#### Extract provided
════

Project: Connor will lead book clubs at schools and at off-site field trips to expose Detroit teenagers to important life skills and character traits that he has embraced during his life. ($10,000)

Winner: Andre Dandridge, New Young Fathers

Dandridge is a law school graduate who helps small businesses overcome legal obstacles. As a young father, he founded New Young Fathers, a local initiative to help equip young men with the skills they need to be great dads.

Project: Dandridge will lead a series of in-depth workshops that New Young Fathers will conduct across the city, designed to make young men more equipped for fatherhood, more aware of their potential and more inclined to join a local support network. ($25,000)

Winner: Brook Ellis

Ellis was in prison when his life was transformed by reading the biography of Reginald Lewis – lawyer, investor, philanthropist and the wealthiest black man of his day.

Project: The Reginald Francis Lewis Reading Academy will strive to improve literacy, civic responsibility and academic achievement at Martin Luther King, Jr. High School. Each enrolled student will read and write a self-affirming essay on the Reginald Lewis biography and "Lonely At The Top" a new e-memoir by his daughter, Christina Lewis-Helpern, and be exposed to a literacy mentor; 30 boys will participate in a competitive college readiness program at Michigan State University. ($40,000)

════

#### Source material
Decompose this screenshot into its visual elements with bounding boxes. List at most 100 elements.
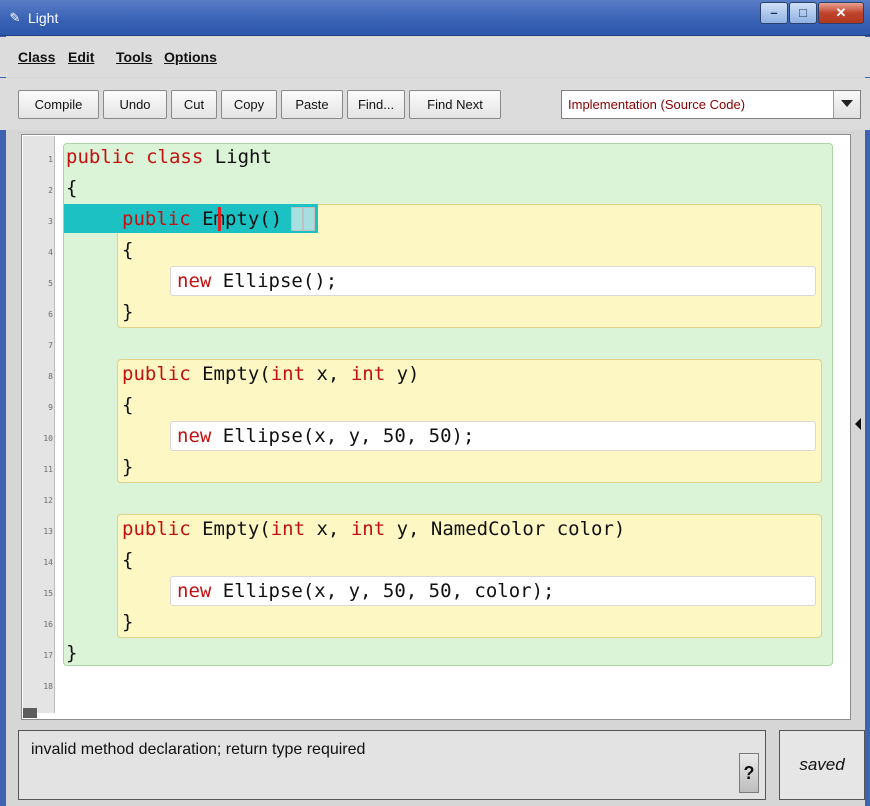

════

#### Set exercise
Using the text about the award winners, say whether each statement agrees with it, answering yes or no and quoting the deciding words. (a) Dandridge started New Young Fathers when he was a young father. (b) The Reginald Francis Lewis Reading Academy project gets $25,000. (c) Thirty boys will join a college readiness program at Michigan State University. The lines have nothing to do with this exercise.

#### Task output
(a) Yes: "As a young father, he founded New Young Fathers"
(b) No: "($40,000)"
(c) Yes: "30 boys will participate in a competitive college readiness program at Michigan State University"